--- START OF Entries supplied ---
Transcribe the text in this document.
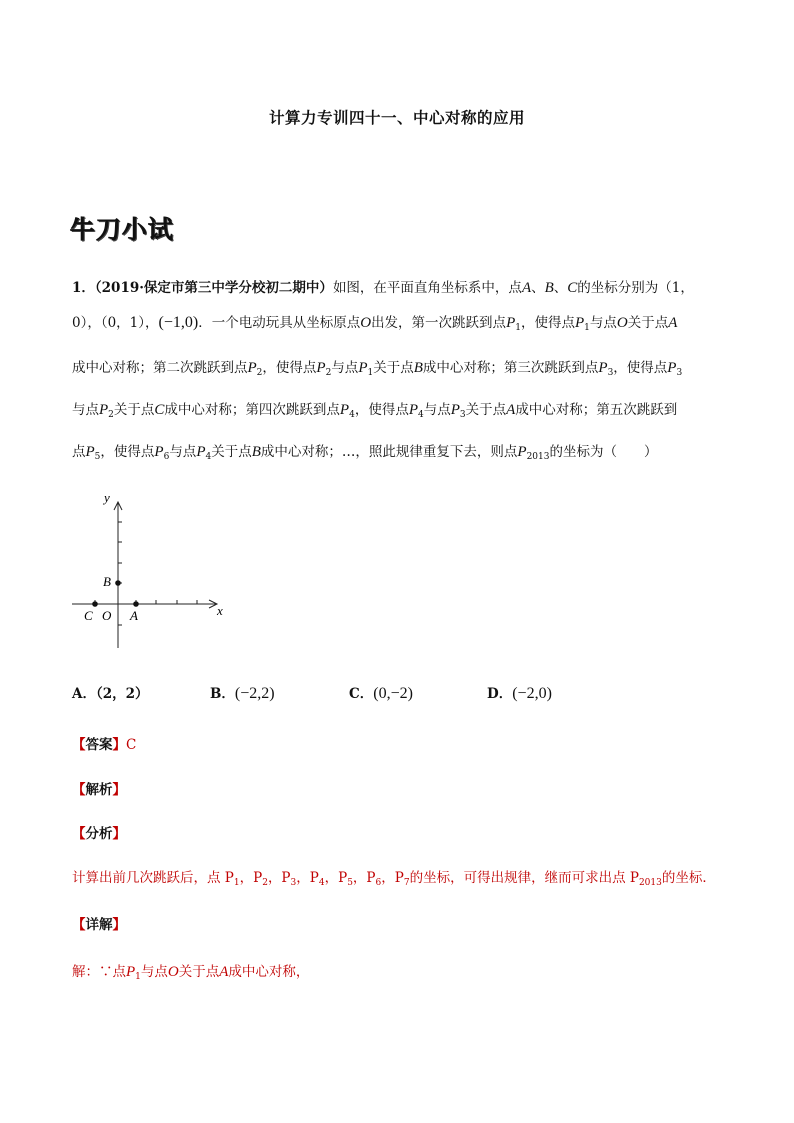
计算力专训四十一、中心对称的应用
牛刀小试
1．（2019·保定市第三中学分校初二期中）如图，在平面直角坐标系中，点A、B、C的坐标分别为（1，
0），（0，1），(−1,0)．一个电动玩具从坐标原点O出发，第一次跳跃到点$P_1$，使得点$P_1$与点O关于点A
成中心对称；第二次跳跃到点$P_2$，使得点$P_2$与点$P_1$关于点B成中心对称；第三次跳跃到点$P_3$，使得点$P_3$
与点$P_2$关于点C成中心对称；第四次跳跃到点$P_4$，使得点$P_4$与点$P_3$关于点A成中心对称；第五次跳跃到
点$P_5$，使得点$P_6$与点$P_4$关于点B成中心对称；…，照此规律重复下去，则点$P_{2013}$的坐标为（　　）
x
y
B
C O A
A．（2，2）	B．(−2,2)	C．(0,−2)	D．(−2,0)
【答案】C
【解析】
【分析】
计算出前几次跳跃后，点 $P_1$，$P_2$，$P_3$，$P_4$，$P_5$，$P_6$，$P_7$的坐标，可得出规律，继而可求出点 $P_{2013}$的坐标．
【详解】
解：∵点$P_1$与点O关于点A成中心对称，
--- END OF Entries supplied ---
_Task instructions_:
Write out all the entries word for word, but skip any images.

_Completed task_:
Transcribe the text in this document.
计算力专训四十一、中心对称的应用
牛刀小试
1．（2019·保定市第三中学分校初二期中）如图，在平面直角坐标系中，点A、B、C的坐标分别为（1，
0），（0，1），(−1,0)．一个电动玩具从坐标原点O出发，第一次跳跃到点$P_1$，使得点$P_1$与点O关于点A
成中心对称；第二次跳跃到点$P_2$，使得点$P_2$与点$P_1$关于点B成中心对称；第三次跳跃到点$P_3$，使得点$P_3$
与点$P_2$关于点C成中心对称；第四次跳跃到点$P_4$，使得点$P_4$与点$P_3$关于点A成中心对称；第五次跳跃到
点$P_5$，使得点$P_6$与点$P_4$关于点B成中心对称；…，照此规律重复下去，则点$P_{2013}$的坐标为（　　）
x
y
B
C O A
A．（2，2）	B．(−2,2)	C．(0,−2)	D．(−2,0)
【答案】C
【解析】
【分析】
计算出前几次跳跃后，点 $P_1$，$P_2$，$P_3$，$P_4$，$P_5$，$P_6$，$P_7$的坐标，可得出规律，继而可求出点 $P_{2013}$的坐标．
【详解】
解：∵点$P_1$与点O关于点A成中心对称，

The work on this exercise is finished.